Dataset records
┄┄┄┄┄┄┄┄┄┄
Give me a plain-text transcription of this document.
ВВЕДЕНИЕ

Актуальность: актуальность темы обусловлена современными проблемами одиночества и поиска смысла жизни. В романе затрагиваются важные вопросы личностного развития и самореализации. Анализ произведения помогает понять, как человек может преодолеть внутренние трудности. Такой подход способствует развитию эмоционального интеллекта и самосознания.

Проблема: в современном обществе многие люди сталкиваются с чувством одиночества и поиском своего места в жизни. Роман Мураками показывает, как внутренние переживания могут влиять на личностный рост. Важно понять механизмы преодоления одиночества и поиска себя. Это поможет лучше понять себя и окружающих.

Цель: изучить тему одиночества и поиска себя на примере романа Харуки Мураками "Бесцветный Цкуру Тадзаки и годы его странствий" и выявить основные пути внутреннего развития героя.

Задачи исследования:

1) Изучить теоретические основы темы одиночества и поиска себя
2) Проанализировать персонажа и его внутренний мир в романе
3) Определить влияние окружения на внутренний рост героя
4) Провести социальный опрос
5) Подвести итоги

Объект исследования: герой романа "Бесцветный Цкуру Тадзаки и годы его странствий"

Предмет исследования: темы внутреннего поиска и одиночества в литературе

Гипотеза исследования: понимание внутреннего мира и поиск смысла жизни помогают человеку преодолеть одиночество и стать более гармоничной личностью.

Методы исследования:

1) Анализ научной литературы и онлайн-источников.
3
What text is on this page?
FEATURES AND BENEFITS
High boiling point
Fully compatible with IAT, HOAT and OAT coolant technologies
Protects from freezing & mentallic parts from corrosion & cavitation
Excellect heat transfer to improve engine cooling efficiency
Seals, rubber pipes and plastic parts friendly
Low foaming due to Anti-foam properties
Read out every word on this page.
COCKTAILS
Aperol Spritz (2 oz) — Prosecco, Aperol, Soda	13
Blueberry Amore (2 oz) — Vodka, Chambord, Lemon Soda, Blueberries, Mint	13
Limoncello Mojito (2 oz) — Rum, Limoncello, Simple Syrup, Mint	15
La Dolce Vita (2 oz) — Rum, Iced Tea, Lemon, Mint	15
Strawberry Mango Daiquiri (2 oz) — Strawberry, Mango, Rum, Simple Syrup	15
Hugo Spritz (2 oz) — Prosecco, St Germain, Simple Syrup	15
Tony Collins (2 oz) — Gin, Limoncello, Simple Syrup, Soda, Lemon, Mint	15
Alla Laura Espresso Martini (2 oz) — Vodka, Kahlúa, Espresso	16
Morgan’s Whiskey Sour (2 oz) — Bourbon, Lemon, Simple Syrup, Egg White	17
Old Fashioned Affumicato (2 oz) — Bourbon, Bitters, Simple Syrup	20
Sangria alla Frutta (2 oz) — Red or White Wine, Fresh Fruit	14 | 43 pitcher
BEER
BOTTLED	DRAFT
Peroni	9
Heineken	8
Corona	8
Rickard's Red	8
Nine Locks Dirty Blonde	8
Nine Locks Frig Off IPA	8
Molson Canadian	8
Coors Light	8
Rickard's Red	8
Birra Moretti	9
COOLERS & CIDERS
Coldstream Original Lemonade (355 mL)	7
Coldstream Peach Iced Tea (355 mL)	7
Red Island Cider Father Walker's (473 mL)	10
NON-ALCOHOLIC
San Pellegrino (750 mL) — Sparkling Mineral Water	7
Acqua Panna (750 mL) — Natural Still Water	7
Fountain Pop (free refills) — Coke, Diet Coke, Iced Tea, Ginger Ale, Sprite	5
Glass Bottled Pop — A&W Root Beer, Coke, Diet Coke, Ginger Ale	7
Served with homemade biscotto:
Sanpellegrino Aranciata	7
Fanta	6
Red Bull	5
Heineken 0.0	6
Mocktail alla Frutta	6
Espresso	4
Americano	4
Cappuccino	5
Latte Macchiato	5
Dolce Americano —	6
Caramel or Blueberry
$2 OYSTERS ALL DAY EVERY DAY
┄┄┄┄┄┄┄┄┄┄
**Task prompt:**
Copy all the entries verbatim.

**The response:**
Give me a plain-text transcription of this document.
ВВЕДЕНИЕ

Актуальность: актуальность темы обусловлена современными проблемами одиночества и поиска смысла жизни. В романе затрагиваются важные вопросы личностного развития и самореализации. Анализ произведения помогает понять, как человек может преодолеть внутренние трудности. Такой подход способствует развитию эмоционального интеллекта и самосознания.

Проблема: в современном обществе многие люди сталкиваются с чувством одиночества и поиском своего места в жизни. Роман Мураками показывает, как внутренние переживания могут влиять на личностный рост. Важно понять механизмы преодоления одиночества и поиска себя. Это поможет лучше понять себя и окружающих.

Цель: изучить тему одиночества и поиска себя на примере романа Харуки Мураками "Бесцветный Цкуру Тадзаки и годы его странствий" и выявить основные пути внутреннего развития героя.

Задачи исследования:

1) Изучить теоретические основы темы одиночества и поиска себя
2) Проанализировать персонажа и его внутренний мир в романе
3) Определить влияние окружения на внутренний рост героя
4) Провести социальный опрос
5) Подвести итоги

Объект исследования: герой романа "Бесцветный Цкуру Тадзаки и годы его странствий"

Предмет исследования: темы внутреннего поиска и одиночества в литературе

Гипотеза исследования: понимание внутреннего мира и поиск смысла жизни помогают человеку преодолеть одиночество и стать более гармоничной личностью.

Методы исследования:

1) Анализ научной литературы и онлайн-источников.
3
What text is on this page?
FEATURES AND BENEFITS
High boiling point
Fully compatible with IAT, HOAT and OAT coolant technologies
Protects from freezing & mentallic parts from corrosion & cavitation
Excellect heat transfer to improve engine cooling efficiency
Seals, rubber pipes and plastic parts friendly
Low foaming due to Anti-foam properties
Read out every word on this page.
COCKTAILS
Aperol Spritz (2 oz) — Prosecco, Aperol, Soda	13
Blueberry Amore (2 oz) — Vodka, Chambord, Lemon Soda, Blueberries, Mint	13
Limoncello Mojito (2 oz) — Rum, Limoncello, Simple Syrup, Mint	15
La Dolce Vita (2 oz) — Rum, Iced Tea, Lemon, Mint	15
Strawberry Mango Daiquiri (2 oz) — Strawberry, Mango, Rum, Simple Syrup	15
Hugo Spritz (2 oz) — Prosecco, St Germain, Simple Syrup	15
Tony Collins (2 oz) — Gin, Limoncello, Simple Syrup, Soda, Lemon, Mint	15
Alla Laura Espresso Martini (2 oz) — Vodka, Kahlúa, Espresso	16
Morgan’s Whiskey Sour (2 oz) — Bourbon, Lemon, Simple Syrup, Egg White	17
Old Fashioned Affumicato (2 oz) — Bourbon, Bitters, Simple Syrup	20
Sangria alla Frutta (2 oz) — Red or White Wine, Fresh Fruit	14 | 43 pitcher
BEER
BOTTLED	DRAFT
Peroni	9
Heineken	8
Corona	8
Rickard's Red	8
Nine Locks Dirty Blonde	8
Nine Locks Frig Off IPA	8
Molson Canadian	8
Coors Light	8
Rickard's Red	8
Birra Moretti	9
COOLERS & CIDERS
Coldstream Original Lemonade (355 mL)	7
Coldstream Peach Iced Tea (355 mL)	7
Red Island Cider Father Walker's (473 mL)	10
NON-ALCOHOLIC
San Pellegrino (750 mL) — Sparkling Mineral Water	7
Acqua Panna (750 mL) — Natural Still Water	7
Fountain Pop (free refills) — Coke, Diet Coke, Iced Tea, Ginger Ale, Sprite	5
Glass Bottled Pop — A&W Root Beer, Coke, Diet Coke, Ginger Ale	7
Served with homemade biscotto:
Sanpellegrino Aranciata	7
Fanta	6
Red Bull	5
Heineken 0.0	6
Mocktail alla Frutta	6
Espresso	4
Americano	4
Cappuccino	5
Latte Macchiato	5
Dolce Americano —	6
Caramel or Blueberry
$2 OYSTERS ALL DAY EVERY DAY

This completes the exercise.